WHAT YOU NEED TO DO:
Copy nothing but the text: repeat each entry exactly and drop the images.

Lines of data:
# # #

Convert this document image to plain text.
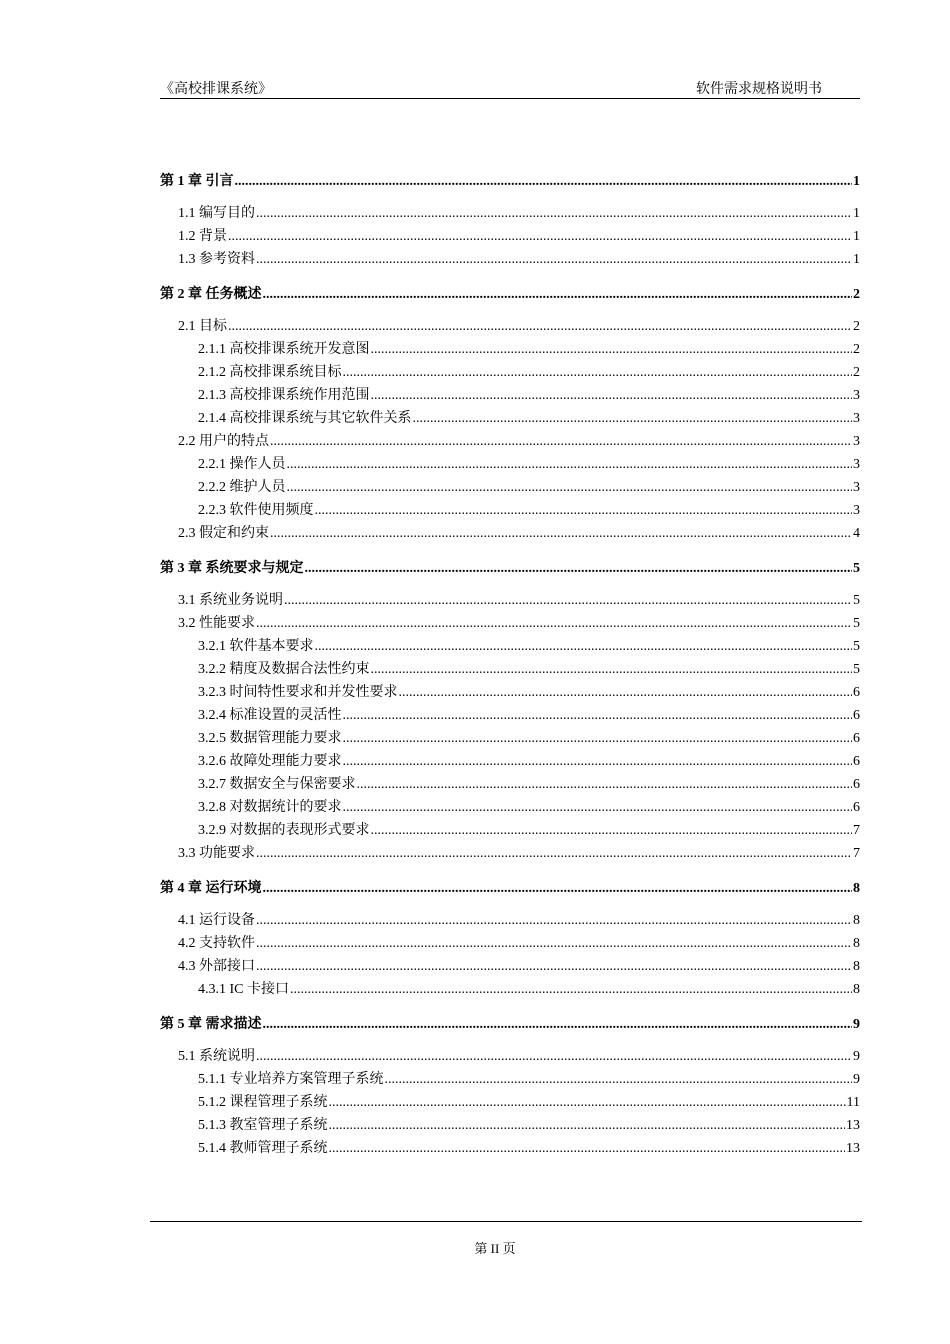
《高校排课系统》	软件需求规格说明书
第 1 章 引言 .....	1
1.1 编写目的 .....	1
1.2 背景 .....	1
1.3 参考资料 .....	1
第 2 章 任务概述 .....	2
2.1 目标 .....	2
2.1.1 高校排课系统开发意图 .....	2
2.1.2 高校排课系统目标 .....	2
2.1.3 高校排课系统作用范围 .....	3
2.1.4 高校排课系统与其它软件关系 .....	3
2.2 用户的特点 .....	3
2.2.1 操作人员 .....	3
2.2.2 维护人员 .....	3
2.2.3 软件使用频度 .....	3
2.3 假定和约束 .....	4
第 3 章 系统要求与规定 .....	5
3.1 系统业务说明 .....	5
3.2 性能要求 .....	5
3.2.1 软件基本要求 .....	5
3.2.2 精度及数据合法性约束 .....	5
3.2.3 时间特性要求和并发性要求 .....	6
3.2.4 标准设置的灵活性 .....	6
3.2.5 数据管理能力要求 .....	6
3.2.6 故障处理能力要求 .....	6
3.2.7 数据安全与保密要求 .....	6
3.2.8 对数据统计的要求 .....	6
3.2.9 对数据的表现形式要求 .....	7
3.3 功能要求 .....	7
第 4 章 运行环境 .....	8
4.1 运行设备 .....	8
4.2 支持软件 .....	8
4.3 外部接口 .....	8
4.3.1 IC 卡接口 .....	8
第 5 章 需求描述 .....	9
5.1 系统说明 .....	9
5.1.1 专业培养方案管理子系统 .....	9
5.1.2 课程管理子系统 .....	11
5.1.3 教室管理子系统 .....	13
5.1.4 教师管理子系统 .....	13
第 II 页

# # #

FULL RESPONSE:
Convert this document image to plain text.
《高校排课系统》	软件需求规格说明书
第 1 章 引言 .....	1
1.1 编写目的 .....	1
1.2 背景 .....	1
1.3 参考资料 .....	1
第 2 章 任务概述 .....	2
2.1 目标 .....	2
2.1.1 高校排课系统开发意图 .....	2
2.1.2 高校排课系统目标 .....	2
2.1.3 高校排课系统作用范围 .....	3
2.1.4 高校排课系统与其它软件关系 .....	3
2.2 用户的特点 .....	3
2.2.1 操作人员 .....	3
2.2.2 维护人员 .....	3
2.2.3 软件使用频度 .....	3
2.3 假定和约束 .....	4
第 3 章 系统要求与规定 .....	5
3.1 系统业务说明 .....	5
3.2 性能要求 .....	5
3.2.1 软件基本要求 .....	5
3.2.2 精度及数据合法性约束 .....	5
3.2.3 时间特性要求和并发性要求 .....	6
3.2.4 标准设置的灵活性 .....	6
3.2.5 数据管理能力要求 .....	6
3.2.6 故障处理能力要求 .....	6
3.2.7 数据安全与保密要求 .....	6
3.2.8 对数据统计的要求 .....	6
3.2.9 对数据的表现形式要求 .....	7
3.3 功能要求 .....	7
第 4 章 运行环境 .....	8
4.1 运行设备 .....	8
4.2 支持软件 .....	8
4.3 外部接口 .....	8
4.3.1 IC 卡接口 .....	8
第 5 章 需求描述 .....	9
5.1 系统说明 .....	9
5.1.1 专业培养方案管理子系统 .....	9
5.1.2 课程管理子系统 .....	11
5.1.3 教室管理子系统 .....	13
5.1.4 教师管理子系统 .....	13
第 II 页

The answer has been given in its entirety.